**WRITTEN REQUEST:** Reproduce the material below word for word, leaving out the pictures.

**RECORDED INFORMATION:**
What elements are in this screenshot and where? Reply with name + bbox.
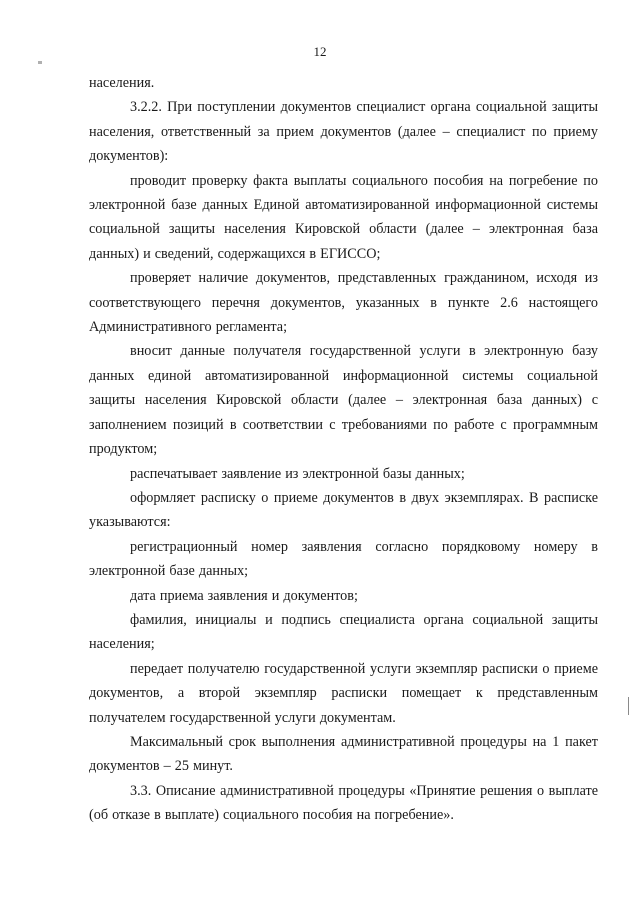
paragraph-check-payment: проводит проверку факта выплаты социального пособия на погребение по электронной базе данных Единой автоматизированной информационной системы социальной защиты населения Кировской области (далее – электронная база данных) и сведений, содержащихся в ЕГИССО; [89, 172, 598, 262]
paragraph-registration-number: регистрационный номер заявления согласно порядковому номеру в электронной базе данных; [89, 538, 598, 580]
paragraph-check-documents: проверяет наличие документов, представленных гражданином, исходя из соответствующего перечня документов, указанных в пункте 2.6 настоящего Административного регламента; [89, 270, 598, 336]
paragraph-enter-data: вносит данные получателя государственной услуги в электронную базу данных единой автоматизированной информационной системы социальной защиты населения Кировской области (далее – электронная база данных) с заполнением позиций в соответствии с требованиями по работе с программным продуктом; [89, 343, 598, 458]
paragraph-3-2-2: 3.2.2. При поступлении документов специалист органа социальной защиты населения, ответственный за прием документов (далее – специалист по приему документов): [89, 99, 598, 165]
paragraph-3-3: 3.3. Описание административной процедуры «Принятие решения о выплате (об отказе в выплате) социального пособия на погребение». [89, 782, 598, 824]
paragraph-specialist-signature: фамилия, инициалы и подпись специалиста органа социальной защиты населения; [89, 611, 598, 653]
scan-mark-left [38, 61, 42, 64]
page-number: 12 [313, 44, 327, 59]
paragraph-max-duration: Максимальный срок выполнения административной процедуры на 1 пакет документов – 25 минут. [89, 733, 598, 775]
paragraph-continuation: населения. [89, 75, 155, 91]
scan-mark-right [628, 697, 629, 715]
paragraph-hand-over-receipt: передает получателю государственной услуги экземпляр расписки о приеме документов, а второй экземпляр расписки помещает к представленным получателем государственной услуги документам. [89, 660, 598, 726]
paragraph-issue-receipt: оформляет расписку о приеме документов в двух экземплярах. В расписке указываются: [89, 489, 598, 531]
document-body [89, 71, 598, 828]
paragraph-receipt-date: дата приема заявления и документов; [130, 587, 358, 604]
paragraph-print-application: распечатывает заявление из электронной базы данных; [130, 465, 465, 482]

**EXERCISE RESPONSE:**
What elements are in this screenshot and where? Reply with name + bbox.
paragraph-check-payment: проводит проверку факта выплаты социального пособия на погребение по электронной базе данных Единой автоматизированной информационной системы социальной защиты населения Кировской области (далее – электронная база данных) и сведений, содержащихся в ЕГИССО; [89, 172, 598, 262]
paragraph-registration-number: регистрационный номер заявления согласно порядковому номеру в электронной базе данных; [89, 538, 598, 580]
paragraph-check-documents: проверяет наличие документов, представленных гражданином, исходя из соответствующего перечня документов, указанных в пункте 2.6 настоящего Административного регламента; [89, 270, 598, 336]
paragraph-enter-data: вносит данные получателя государственной услуги в электронную базу данных единой автоматизированной информационной системы социальной защиты населения Кировской области (далее – электронная база данных) с заполнением позиций в соответствии с требованиями по работе с программным продуктом; [89, 343, 598, 458]
paragraph-3-2-2: 3.2.2. При поступлении документов специалист органа социальной защиты населения, ответственный за прием документов (далее – специалист по приему документов): [89, 99, 598, 165]
paragraph-3-3: 3.3. Описание административной процедуры «Принятие решения о выплате (об отказе в выплате) социального пособия на погребение». [89, 782, 598, 824]
paragraph-specialist-signature: фамилия, инициалы и подпись специалиста органа социальной защиты населения; [89, 611, 598, 653]
scan-mark-left [38, 61, 42, 64]
page-number: 12 [313, 44, 327, 59]
paragraph-max-duration: Максимальный срок выполнения административной процедуры на 1 пакет документов – 25 минут. [89, 733, 598, 775]
paragraph-continuation: населения. [89, 75, 155, 91]
scan-mark-right [628, 697, 629, 715]
paragraph-hand-over-receipt: передает получателю государственной услуги экземпляр расписки о приеме документов, а второй экземпляр расписки помещает к представленным получателем государственной услуги документам. [89, 660, 598, 726]
paragraph-issue-receipt: оформляет расписку о приеме документов в двух экземплярах. В расписке указываются: [89, 489, 598, 531]
document-body [89, 71, 598, 828]
paragraph-receipt-date: дата приема заявления и документов; [130, 587, 358, 604]
paragraph-print-application: распечатывает заявление из электронной базы данных; [130, 465, 465, 482]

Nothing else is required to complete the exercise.